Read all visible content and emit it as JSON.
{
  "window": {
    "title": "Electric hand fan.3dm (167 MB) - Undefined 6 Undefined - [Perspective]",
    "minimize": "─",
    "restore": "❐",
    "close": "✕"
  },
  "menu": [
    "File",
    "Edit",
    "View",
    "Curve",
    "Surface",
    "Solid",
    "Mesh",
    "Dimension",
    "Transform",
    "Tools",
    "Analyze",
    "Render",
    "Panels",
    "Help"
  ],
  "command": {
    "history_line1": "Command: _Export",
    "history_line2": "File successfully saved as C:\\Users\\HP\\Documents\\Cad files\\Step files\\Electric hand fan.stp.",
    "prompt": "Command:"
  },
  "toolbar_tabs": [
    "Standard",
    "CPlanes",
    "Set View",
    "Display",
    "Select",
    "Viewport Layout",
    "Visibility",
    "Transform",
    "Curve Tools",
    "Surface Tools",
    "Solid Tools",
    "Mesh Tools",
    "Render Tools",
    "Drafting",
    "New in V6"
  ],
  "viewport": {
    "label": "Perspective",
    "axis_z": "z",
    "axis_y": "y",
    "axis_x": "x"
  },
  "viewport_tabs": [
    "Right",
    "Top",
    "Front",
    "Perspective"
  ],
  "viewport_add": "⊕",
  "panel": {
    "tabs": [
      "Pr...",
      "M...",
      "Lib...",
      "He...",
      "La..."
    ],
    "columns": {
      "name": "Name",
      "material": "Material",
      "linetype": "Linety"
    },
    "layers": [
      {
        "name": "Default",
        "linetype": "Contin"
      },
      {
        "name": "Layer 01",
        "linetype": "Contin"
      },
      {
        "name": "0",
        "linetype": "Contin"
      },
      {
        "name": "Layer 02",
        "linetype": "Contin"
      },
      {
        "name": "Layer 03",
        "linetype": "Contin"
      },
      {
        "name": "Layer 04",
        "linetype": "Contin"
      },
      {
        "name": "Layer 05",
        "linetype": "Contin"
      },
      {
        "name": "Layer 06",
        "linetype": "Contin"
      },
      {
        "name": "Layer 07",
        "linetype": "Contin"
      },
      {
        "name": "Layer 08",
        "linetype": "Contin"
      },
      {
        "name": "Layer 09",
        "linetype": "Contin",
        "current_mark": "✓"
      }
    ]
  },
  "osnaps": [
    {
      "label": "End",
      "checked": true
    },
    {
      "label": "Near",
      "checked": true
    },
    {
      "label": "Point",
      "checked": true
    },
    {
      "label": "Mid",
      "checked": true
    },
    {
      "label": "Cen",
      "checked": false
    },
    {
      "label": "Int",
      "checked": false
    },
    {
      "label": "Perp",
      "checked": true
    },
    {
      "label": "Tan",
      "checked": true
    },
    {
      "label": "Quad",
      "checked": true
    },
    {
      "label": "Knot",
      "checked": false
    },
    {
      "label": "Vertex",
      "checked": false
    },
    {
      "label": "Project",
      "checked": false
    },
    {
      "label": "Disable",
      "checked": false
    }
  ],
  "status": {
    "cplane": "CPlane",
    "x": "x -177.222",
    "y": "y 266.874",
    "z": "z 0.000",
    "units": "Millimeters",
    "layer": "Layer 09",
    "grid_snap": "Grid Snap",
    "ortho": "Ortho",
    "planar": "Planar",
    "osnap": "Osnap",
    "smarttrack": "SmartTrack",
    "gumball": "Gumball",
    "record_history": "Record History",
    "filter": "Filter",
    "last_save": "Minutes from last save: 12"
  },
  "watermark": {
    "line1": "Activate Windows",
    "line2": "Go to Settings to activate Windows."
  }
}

### DIRECTION
Which lines contain the word "hand"? Copy each one.

### FULL ANSWER
    "title": "Electric hand fan.3dm (167 MB) - Undefined 6 Undefined - [Perspective]",
    "history_line2": "File successfully saved as C:\\Users\\HP\\Documents\\Cad files\\Step files\\Electric hand fan.stp.",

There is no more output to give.